** TASK DIRECTIONS **
Quote the records that follow in full and exactly; leave out the pictures.

** RECORDS PROVIDED **

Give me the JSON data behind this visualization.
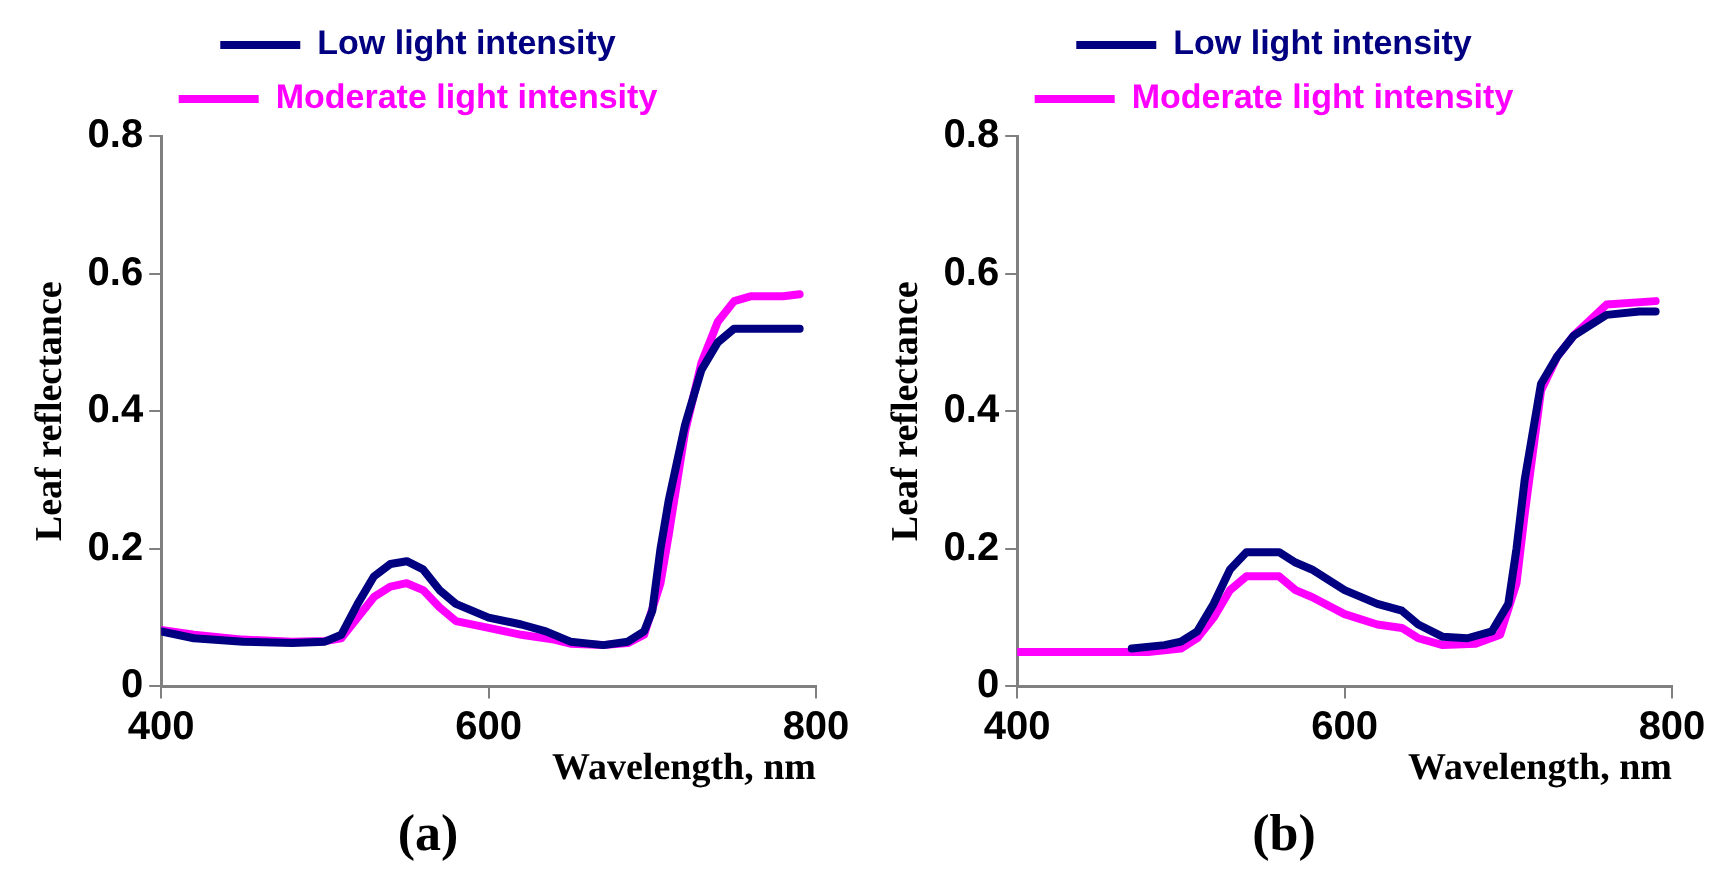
{
  "chart_data": [
    {
      "type": "line",
      "xlabel": "Wavelength, nm",
      "ylabel": "Leaf reflectance",
      "annotations": [
        "(a)"
      ],
      "xlim": [
        400,
        800
      ],
      "xticks": [
        400,
        600,
        800
      ],
      "ylim": [
        0,
        0.8
      ],
      "yticks": [
        0,
        0.2,
        0.4,
        0.6,
        0.8
      ],
      "grid": false,
      "legend": "top",
      "marker": "none",
      "line_style": "solid",
      "series": [
        {
          "name": "Low light intensity",
          "color": "#000080",
          "x": [
            400,
            420,
            450,
            480,
            500,
            510,
            520,
            530,
            540,
            550,
            560,
            570,
            580,
            600,
            620,
            635,
            650,
            670,
            685,
            695,
            700,
            705,
            710,
            720,
            730,
            740,
            750,
            770,
            790
          ],
          "values": [
            0.08,
            0.07,
            0.065,
            0.063,
            0.065,
            0.075,
            0.12,
            0.16,
            0.178,
            0.182,
            0.17,
            0.14,
            0.12,
            0.1,
            0.09,
            0.08,
            0.065,
            0.06,
            0.065,
            0.08,
            0.11,
            0.2,
            0.27,
            0.38,
            0.46,
            0.5,
            0.52,
            0.52,
            0.52
          ]
        },
        {
          "name": "Moderate light intensity",
          "color": "#ff00ff",
          "x": [
            400,
            420,
            450,
            480,
            500,
            510,
            520,
            530,
            540,
            550,
            560,
            570,
            580,
            600,
            620,
            640,
            650,
            670,
            685,
            695,
            705,
            710,
            720,
            730,
            740,
            750,
            760,
            780,
            790
          ],
          "values": [
            0.082,
            0.075,
            0.068,
            0.065,
            0.066,
            0.07,
            0.1,
            0.13,
            0.145,
            0.15,
            0.14,
            0.115,
            0.095,
            0.085,
            0.075,
            0.068,
            0.062,
            0.06,
            0.063,
            0.075,
            0.15,
            0.22,
            0.37,
            0.47,
            0.53,
            0.56,
            0.567,
            0.567,
            0.57
          ]
        }
      ]
    },
    {
      "type": "line",
      "xlabel": "Wavelength, nm",
      "ylabel": "Leaf reflectance",
      "annotations": [
        "(b)"
      ],
      "xlim": [
        400,
        800
      ],
      "xticks": [
        400,
        600,
        800
      ],
      "ylim": [
        0,
        0.8
      ],
      "yticks": [
        0,
        0.2,
        0.4,
        0.6,
        0.8
      ],
      "grid": false,
      "legend": "top",
      "marker": "none",
      "line_style": "solid",
      "series": [
        {
          "name": "Low light intensity",
          "color": "#000080",
          "x": [
            470,
            490,
            500,
            510,
            520,
            530,
            540,
            560,
            570,
            580,
            600,
            620,
            635,
            645,
            660,
            675,
            690,
            700,
            705,
            710,
            720,
            730,
            740,
            760,
            780,
            790
          ],
          "values": [
            0.055,
            0.06,
            0.065,
            0.08,
            0.12,
            0.17,
            0.195,
            0.195,
            0.18,
            0.17,
            0.14,
            0.12,
            0.11,
            0.09,
            0.072,
            0.07,
            0.08,
            0.12,
            0.2,
            0.3,
            0.44,
            0.48,
            0.51,
            0.54,
            0.545,
            0.545
          ]
        },
        {
          "name": "Moderate light intensity",
          "color": "#ff00ff",
          "x": [
            400,
            450,
            480,
            500,
            510,
            520,
            530,
            540,
            560,
            570,
            580,
            600,
            620,
            635,
            645,
            660,
            680,
            695,
            705,
            710,
            720,
            730,
            740,
            760,
            790
          ],
          "values": [
            0.05,
            0.05,
            0.05,
            0.055,
            0.07,
            0.1,
            0.14,
            0.16,
            0.16,
            0.14,
            0.13,
            0.105,
            0.09,
            0.085,
            0.07,
            0.06,
            0.062,
            0.075,
            0.15,
            0.25,
            0.43,
            0.48,
            0.51,
            0.555,
            0.56
          ]
        }
      ]
    }
  ]
}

** COMPLETE RESPONSE **
Give me the JSON data behind this visualization.
{
  "chart_data": [
    {
      "type": "line",
      "xlabel": "Wavelength, nm",
      "ylabel": "Leaf reflectance",
      "annotations": [
        "(a)"
      ],
      "xlim": [
        400,
        800
      ],
      "xticks": [
        400,
        600,
        800
      ],
      "ylim": [
        0,
        0.8
      ],
      "yticks": [
        0,
        0.2,
        0.4,
        0.6,
        0.8
      ],
      "grid": false,
      "legend": "top",
      "marker": "none",
      "line_style": "solid",
      "series": [
        {
          "name": "Low light intensity",
          "color": "#000080",
          "x": [
            400,
            420,
            450,
            480,
            500,
            510,
            520,
            530,
            540,
            550,
            560,
            570,
            580,
            600,
            620,
            635,
            650,
            670,
            685,
            695,
            700,
            705,
            710,
            720,
            730,
            740,
            750,
            770,
            790
          ],
          "values": [
            0.08,
            0.07,
            0.065,
            0.063,
            0.065,
            0.075,
            0.12,
            0.16,
            0.178,
            0.182,
            0.17,
            0.14,
            0.12,
            0.1,
            0.09,
            0.08,
            0.065,
            0.06,
            0.065,
            0.08,
            0.11,
            0.2,
            0.27,
            0.38,
            0.46,
            0.5,
            0.52,
            0.52,
            0.52
          ]
        },
        {
          "name": "Moderate light intensity",
          "color": "#ff00ff",
          "x": [
            400,
            420,
            450,
            480,
            500,
            510,
            520,
            530,
            540,
            550,
            560,
            570,
            580,
            600,
            620,
            640,
            650,
            670,
            685,
            695,
            705,
            710,
            720,
            730,
            740,
            750,
            760,
            780,
            790
          ],
          "values": [
            0.082,
            0.075,
            0.068,
            0.065,
            0.066,
            0.07,
            0.1,
            0.13,
            0.145,
            0.15,
            0.14,
            0.115,
            0.095,
            0.085,
            0.075,
            0.068,
            0.062,
            0.06,
            0.063,
            0.075,
            0.15,
            0.22,
            0.37,
            0.47,
            0.53,
            0.56,
            0.567,
            0.567,
            0.57
          ]
        }
      ]
    },
    {
      "type": "line",
      "xlabel": "Wavelength, nm",
      "ylabel": "Leaf reflectance",
      "annotations": [
        "(b)"
      ],
      "xlim": [
        400,
        800
      ],
      "xticks": [
        400,
        600,
        800
      ],
      "ylim": [
        0,
        0.8
      ],
      "yticks": [
        0,
        0.2,
        0.4,
        0.6,
        0.8
      ],
      "grid": false,
      "legend": "top",
      "marker": "none",
      "line_style": "solid",
      "series": [
        {
          "name": "Low light intensity",
          "color": "#000080",
          "x": [
            470,
            490,
            500,
            510,
            520,
            530,
            540,
            560,
            570,
            580,
            600,
            620,
            635,
            645,
            660,
            675,
            690,
            700,
            705,
            710,
            720,
            730,
            740,
            760,
            780,
            790
          ],
          "values": [
            0.055,
            0.06,
            0.065,
            0.08,
            0.12,
            0.17,
            0.195,
            0.195,
            0.18,
            0.17,
            0.14,
            0.12,
            0.11,
            0.09,
            0.072,
            0.07,
            0.08,
            0.12,
            0.2,
            0.3,
            0.44,
            0.48,
            0.51,
            0.54,
            0.545,
            0.545
          ]
        },
        {
          "name": "Moderate light intensity",
          "color": "#ff00ff",
          "x": [
            400,
            450,
            480,
            500,
            510,
            520,
            530,
            540,
            560,
            570,
            580,
            600,
            620,
            635,
            645,
            660,
            680,
            695,
            705,
            710,
            720,
            730,
            740,
            760,
            790
          ],
          "values": [
            0.05,
            0.05,
            0.05,
            0.055,
            0.07,
            0.1,
            0.14,
            0.16,
            0.16,
            0.14,
            0.13,
            0.105,
            0.09,
            0.085,
            0.07,
            0.06,
            0.062,
            0.075,
            0.15,
            0.25,
            0.43,
            0.48,
            0.51,
            0.555,
            0.56
          ]
        }
      ]
    }
  ]
}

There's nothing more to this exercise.